> **Records shown**
--

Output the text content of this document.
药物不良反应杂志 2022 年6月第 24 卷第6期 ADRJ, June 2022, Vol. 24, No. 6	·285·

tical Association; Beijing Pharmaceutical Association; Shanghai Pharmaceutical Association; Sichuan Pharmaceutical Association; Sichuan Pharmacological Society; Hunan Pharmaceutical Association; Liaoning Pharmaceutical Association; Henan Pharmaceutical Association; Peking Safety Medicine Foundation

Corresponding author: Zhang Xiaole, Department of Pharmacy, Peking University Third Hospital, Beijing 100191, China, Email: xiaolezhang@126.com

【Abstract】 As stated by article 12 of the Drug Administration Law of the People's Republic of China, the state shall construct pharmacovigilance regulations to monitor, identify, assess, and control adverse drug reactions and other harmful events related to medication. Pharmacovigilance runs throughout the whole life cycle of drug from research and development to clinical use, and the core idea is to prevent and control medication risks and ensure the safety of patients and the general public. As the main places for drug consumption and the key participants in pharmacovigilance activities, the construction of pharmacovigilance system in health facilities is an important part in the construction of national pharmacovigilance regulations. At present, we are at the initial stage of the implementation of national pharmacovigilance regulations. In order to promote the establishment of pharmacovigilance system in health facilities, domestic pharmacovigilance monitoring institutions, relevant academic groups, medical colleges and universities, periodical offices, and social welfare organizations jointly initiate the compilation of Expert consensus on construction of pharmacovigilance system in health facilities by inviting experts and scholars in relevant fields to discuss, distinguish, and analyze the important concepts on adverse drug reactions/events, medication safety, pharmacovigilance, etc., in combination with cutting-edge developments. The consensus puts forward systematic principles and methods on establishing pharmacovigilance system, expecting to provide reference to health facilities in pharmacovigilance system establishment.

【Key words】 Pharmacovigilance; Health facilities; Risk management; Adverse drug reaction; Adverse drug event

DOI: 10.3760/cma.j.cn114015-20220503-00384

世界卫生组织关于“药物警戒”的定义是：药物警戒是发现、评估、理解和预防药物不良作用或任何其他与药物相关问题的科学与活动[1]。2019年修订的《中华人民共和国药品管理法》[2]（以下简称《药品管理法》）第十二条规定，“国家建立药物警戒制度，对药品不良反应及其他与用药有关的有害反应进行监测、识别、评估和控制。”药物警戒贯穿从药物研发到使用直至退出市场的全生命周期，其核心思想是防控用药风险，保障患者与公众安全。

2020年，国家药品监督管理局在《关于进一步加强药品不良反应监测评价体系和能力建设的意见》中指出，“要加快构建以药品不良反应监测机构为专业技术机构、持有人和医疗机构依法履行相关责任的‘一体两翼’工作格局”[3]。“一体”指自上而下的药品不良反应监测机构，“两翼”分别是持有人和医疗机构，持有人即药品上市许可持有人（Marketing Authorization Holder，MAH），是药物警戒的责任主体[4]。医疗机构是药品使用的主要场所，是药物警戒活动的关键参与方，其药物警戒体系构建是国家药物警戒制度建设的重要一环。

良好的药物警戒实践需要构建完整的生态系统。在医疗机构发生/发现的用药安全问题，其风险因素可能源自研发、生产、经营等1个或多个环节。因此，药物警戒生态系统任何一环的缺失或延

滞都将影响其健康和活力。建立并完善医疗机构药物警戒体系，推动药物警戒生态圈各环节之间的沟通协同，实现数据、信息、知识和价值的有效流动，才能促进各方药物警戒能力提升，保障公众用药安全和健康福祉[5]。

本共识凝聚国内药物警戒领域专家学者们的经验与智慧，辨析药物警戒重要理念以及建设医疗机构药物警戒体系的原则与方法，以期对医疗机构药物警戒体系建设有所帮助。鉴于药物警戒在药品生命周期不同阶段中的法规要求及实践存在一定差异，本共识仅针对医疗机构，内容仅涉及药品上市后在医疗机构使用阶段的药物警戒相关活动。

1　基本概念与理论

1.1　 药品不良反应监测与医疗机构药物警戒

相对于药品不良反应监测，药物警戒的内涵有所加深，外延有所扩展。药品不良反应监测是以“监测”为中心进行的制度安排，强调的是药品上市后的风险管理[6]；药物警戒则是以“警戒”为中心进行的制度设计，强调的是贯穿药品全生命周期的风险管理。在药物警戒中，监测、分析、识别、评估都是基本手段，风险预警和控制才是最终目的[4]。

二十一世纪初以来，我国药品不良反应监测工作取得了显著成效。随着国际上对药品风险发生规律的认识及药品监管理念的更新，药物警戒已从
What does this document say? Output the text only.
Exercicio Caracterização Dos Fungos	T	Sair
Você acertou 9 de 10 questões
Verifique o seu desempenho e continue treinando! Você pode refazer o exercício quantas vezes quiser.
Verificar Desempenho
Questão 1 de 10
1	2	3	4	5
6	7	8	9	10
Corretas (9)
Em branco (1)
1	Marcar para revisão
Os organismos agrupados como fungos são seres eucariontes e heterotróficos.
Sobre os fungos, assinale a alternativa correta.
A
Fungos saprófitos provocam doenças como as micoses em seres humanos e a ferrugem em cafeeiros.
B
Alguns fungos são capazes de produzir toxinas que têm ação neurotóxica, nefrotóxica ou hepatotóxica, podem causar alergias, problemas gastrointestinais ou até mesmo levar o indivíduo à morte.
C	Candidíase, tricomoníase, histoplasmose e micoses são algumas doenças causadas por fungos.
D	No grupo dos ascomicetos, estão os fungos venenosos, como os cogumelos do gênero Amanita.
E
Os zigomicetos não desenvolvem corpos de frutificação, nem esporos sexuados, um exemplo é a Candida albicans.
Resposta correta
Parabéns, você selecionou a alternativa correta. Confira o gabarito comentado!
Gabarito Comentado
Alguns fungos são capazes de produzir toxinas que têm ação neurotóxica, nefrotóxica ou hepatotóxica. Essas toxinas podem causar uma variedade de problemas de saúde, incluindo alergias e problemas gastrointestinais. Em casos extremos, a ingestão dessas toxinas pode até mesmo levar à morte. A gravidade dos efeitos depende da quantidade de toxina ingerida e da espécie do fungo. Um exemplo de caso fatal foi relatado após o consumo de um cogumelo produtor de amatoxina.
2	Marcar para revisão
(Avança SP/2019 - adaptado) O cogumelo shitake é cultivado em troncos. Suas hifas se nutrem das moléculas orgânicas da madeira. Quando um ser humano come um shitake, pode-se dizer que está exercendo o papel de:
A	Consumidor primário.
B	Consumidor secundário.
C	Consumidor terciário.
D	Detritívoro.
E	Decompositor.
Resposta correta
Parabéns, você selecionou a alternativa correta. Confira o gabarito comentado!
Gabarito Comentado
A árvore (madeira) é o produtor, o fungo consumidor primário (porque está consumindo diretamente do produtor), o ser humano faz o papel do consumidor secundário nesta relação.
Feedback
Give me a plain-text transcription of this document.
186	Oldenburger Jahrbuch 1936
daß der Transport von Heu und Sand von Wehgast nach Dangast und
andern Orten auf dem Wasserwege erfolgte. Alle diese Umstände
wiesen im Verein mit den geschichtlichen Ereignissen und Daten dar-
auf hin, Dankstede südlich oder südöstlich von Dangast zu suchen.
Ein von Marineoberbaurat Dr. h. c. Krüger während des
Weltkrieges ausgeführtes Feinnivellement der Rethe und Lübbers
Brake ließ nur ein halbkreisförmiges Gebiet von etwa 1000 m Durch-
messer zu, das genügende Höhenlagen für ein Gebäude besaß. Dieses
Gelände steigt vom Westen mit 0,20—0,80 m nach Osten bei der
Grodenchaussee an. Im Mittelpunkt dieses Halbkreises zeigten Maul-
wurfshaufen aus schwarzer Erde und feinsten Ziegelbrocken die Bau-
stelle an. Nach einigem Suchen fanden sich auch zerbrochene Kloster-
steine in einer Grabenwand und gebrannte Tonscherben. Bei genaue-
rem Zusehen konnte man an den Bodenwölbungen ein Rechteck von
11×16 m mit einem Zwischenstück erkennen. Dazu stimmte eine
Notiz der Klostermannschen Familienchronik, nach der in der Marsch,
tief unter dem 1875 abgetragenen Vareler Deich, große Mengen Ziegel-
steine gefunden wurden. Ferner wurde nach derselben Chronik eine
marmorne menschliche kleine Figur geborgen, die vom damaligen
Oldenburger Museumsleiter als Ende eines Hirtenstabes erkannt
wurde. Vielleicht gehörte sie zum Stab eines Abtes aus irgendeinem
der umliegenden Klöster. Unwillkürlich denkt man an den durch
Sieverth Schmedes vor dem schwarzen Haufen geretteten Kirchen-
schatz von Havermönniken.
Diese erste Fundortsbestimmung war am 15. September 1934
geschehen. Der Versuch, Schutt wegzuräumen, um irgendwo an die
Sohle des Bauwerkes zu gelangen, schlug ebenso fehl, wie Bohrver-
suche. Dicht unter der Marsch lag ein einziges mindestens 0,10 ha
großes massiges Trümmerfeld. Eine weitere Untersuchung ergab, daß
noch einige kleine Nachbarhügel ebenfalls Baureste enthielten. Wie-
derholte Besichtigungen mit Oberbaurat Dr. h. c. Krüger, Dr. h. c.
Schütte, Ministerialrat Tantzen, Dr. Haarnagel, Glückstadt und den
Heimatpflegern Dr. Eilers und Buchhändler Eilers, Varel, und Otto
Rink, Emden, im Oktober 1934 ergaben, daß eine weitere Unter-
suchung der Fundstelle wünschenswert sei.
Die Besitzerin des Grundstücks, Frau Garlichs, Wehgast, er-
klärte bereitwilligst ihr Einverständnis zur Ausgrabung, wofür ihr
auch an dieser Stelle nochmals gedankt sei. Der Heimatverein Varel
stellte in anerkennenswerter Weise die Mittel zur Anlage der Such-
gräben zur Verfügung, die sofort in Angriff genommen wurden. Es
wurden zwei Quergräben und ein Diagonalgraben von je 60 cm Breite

--

In the records above, find each line that holds the word "neurotóxica"; copy all such lines.

Alguns fungos são capazes de produzir toxinas que têm ação neurotóxica, nefrotóxica ou hepatotóxica, podem causar alergias, problemas gastrointestinais ou até mesmo levar o indivíduo à morte.
Alguns fungos são capazes de produzir toxinas que têm ação neurotóxica, nefrotóxica ou hepatotóxica. Essas toxinas podem causar uma variedade de problemas de saúde, incluindo alergias e problemas gastrointestinais. Em casos extremos, a ingestão dessas toxinas pode até mesmo levar à morte. A gravidade dos efeitos depende da quantidade de toxina ingerida e da espécie do fungo. Um exemplo de caso fatal foi relatado após o consumo de um cogumelo produtor de amatoxina.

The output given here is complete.